* [TASK INSTRUCTIONS] Format the listing from its first line through the line containing "last-seen-cell: 2 days ago [1862,1418,1971,1443]", inclusive, as a Markdown table with two columns: Row, holding a running number, and Line, holding the line itself. Leave out blank lines.
___ MATERIALS PROVIDED ___
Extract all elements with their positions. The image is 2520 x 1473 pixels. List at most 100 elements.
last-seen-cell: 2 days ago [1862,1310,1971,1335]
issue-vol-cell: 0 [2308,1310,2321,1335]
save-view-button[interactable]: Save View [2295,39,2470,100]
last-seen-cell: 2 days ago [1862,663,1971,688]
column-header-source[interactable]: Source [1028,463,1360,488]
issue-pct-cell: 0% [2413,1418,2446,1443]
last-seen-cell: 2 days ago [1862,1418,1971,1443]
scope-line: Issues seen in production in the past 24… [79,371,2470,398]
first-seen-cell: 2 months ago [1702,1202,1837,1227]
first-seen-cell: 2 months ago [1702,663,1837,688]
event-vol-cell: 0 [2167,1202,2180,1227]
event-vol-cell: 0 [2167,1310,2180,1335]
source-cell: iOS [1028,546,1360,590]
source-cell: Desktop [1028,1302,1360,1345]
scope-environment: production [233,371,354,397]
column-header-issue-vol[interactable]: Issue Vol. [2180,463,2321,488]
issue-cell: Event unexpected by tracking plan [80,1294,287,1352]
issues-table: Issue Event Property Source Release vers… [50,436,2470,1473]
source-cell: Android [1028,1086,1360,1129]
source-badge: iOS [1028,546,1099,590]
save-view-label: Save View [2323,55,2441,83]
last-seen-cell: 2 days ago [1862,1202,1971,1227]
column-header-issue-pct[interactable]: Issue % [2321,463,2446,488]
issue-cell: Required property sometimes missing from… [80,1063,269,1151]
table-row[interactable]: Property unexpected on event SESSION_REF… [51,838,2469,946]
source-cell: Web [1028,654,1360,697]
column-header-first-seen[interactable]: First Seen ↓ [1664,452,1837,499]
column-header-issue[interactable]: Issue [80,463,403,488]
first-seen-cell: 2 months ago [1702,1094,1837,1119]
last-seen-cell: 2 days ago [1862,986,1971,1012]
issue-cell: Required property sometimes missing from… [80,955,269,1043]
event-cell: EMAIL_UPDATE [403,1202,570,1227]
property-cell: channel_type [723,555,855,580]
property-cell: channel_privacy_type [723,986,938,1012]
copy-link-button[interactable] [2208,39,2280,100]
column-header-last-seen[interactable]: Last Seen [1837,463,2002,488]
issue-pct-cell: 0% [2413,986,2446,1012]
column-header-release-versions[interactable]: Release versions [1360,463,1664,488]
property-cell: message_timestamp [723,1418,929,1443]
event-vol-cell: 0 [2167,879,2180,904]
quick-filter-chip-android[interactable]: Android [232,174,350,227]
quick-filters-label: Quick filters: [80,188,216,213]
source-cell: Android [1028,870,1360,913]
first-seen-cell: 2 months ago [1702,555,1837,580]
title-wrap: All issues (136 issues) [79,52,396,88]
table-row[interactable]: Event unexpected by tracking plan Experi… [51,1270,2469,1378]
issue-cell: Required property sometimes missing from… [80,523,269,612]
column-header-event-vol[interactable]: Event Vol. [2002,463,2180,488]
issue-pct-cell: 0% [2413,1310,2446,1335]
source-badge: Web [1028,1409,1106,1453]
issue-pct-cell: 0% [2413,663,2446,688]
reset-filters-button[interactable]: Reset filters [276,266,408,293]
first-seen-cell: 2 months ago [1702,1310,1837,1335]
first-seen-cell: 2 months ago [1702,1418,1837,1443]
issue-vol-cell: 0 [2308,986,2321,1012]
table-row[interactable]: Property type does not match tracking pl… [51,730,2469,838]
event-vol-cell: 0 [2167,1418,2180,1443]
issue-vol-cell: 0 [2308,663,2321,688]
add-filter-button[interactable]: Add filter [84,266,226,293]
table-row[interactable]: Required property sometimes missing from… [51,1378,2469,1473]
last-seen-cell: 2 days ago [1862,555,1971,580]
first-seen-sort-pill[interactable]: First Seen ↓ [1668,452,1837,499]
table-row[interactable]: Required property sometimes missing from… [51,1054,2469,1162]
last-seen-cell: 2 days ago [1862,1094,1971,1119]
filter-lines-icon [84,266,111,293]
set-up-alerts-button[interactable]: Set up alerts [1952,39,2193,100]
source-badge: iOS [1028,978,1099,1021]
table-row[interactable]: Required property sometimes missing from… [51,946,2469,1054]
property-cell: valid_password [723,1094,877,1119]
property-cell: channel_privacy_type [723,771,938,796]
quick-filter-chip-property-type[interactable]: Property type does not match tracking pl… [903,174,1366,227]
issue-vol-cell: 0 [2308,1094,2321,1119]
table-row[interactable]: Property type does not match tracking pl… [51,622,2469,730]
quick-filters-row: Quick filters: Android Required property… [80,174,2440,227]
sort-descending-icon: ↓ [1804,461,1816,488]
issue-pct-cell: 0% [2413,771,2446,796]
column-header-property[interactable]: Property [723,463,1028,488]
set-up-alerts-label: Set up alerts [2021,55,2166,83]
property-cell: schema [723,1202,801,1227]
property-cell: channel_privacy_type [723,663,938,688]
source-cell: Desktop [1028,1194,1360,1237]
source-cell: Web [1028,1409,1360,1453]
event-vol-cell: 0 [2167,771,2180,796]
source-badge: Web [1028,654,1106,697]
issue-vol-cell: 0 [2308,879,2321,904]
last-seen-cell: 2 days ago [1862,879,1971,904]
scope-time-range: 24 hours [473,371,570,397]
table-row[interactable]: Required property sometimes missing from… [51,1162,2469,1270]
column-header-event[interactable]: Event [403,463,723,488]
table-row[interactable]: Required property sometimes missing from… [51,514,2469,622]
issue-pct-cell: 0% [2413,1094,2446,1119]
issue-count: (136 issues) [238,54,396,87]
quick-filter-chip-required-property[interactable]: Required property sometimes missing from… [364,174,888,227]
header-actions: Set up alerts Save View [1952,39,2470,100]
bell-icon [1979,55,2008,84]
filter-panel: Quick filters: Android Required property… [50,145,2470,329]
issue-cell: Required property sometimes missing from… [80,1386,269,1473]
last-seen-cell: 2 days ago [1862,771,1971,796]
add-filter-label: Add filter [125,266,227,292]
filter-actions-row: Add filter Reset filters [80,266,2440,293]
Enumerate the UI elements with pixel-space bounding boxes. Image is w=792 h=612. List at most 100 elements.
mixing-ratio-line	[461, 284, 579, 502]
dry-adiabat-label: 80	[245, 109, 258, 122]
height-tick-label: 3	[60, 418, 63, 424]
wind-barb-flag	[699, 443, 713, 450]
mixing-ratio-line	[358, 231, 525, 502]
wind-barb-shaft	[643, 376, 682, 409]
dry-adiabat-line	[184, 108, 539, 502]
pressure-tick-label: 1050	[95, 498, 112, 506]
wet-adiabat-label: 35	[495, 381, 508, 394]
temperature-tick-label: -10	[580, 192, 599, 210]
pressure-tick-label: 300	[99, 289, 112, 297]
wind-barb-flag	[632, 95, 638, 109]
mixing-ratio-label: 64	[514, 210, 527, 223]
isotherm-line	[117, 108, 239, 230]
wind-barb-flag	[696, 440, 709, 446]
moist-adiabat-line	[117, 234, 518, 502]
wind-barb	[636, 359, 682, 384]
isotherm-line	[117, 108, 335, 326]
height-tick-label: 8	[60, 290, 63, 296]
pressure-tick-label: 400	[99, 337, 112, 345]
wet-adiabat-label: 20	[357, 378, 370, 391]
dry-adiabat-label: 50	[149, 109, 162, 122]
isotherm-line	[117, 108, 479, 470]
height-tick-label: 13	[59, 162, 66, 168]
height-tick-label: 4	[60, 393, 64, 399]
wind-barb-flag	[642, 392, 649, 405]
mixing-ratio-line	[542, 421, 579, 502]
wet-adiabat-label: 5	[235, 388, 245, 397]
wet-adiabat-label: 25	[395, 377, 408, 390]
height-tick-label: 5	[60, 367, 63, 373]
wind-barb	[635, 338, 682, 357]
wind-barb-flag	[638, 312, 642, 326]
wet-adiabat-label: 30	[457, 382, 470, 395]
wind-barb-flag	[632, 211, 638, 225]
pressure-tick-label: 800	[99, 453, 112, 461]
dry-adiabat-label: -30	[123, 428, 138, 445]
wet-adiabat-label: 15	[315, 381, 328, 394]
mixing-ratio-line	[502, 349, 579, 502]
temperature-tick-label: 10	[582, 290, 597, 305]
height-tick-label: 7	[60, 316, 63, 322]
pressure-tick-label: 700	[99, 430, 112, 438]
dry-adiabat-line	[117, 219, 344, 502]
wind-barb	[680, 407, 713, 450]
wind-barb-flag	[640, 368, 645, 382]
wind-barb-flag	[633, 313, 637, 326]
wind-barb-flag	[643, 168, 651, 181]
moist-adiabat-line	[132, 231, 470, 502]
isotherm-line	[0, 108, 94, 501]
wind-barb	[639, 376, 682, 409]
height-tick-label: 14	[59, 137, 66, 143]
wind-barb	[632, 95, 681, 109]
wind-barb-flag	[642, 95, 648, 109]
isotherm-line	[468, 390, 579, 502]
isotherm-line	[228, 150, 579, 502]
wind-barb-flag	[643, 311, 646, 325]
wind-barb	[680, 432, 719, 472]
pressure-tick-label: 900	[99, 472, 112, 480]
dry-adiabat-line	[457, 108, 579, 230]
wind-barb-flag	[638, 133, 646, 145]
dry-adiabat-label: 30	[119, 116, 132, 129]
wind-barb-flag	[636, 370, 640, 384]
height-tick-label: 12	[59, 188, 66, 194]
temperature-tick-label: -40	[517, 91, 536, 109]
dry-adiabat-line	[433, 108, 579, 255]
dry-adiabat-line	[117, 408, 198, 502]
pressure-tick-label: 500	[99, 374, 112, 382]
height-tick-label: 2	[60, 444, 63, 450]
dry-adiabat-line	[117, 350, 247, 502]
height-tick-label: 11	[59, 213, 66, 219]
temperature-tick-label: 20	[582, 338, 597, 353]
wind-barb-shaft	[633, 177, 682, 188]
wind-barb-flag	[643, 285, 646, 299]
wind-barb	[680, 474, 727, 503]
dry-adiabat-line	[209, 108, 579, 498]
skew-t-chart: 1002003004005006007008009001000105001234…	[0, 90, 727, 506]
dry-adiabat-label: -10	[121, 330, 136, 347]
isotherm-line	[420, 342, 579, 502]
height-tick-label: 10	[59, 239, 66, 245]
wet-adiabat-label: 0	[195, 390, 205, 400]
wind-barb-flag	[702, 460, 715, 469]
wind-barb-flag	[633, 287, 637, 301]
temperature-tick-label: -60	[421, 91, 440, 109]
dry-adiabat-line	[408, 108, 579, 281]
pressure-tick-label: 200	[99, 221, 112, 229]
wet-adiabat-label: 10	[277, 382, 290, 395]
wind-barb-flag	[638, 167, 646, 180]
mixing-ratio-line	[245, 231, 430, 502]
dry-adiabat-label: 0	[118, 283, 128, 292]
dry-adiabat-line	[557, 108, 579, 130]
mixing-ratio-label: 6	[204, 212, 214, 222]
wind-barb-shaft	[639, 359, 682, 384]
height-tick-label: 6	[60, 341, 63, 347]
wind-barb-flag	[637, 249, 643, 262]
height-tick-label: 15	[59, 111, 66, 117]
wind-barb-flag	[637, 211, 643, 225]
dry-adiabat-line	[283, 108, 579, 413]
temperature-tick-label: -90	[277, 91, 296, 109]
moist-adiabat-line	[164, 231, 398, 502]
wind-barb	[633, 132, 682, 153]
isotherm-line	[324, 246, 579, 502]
___
* [ANSWER TO THIS PROBLEM]
| Row | Line |
|---|---|
| 1 | Extract all elements with their positions. The image is 2520 x 1473 pixels. List at most 100 elements. |
| 2 | last-seen-cell: 2 days ago [1862,1310,1971,1335] |
| 3 | issue-vol-cell: 0 [2308,1310,2321,1335] |
| 4 | save-view-button[interactable]: Save View [2295,39,2470,100] |
| 5 | last-seen-cell: 2 days ago [1862,663,1971,688] |
| 6 | column-header-source[interactable]: Source [1028,463,1360,488] |
| 7 | issue-pct-cell: 0% [2413,1418,2446,1443] |
| 8 | last-seen-cell: 2 days ago [1862,1418,1971,1443] |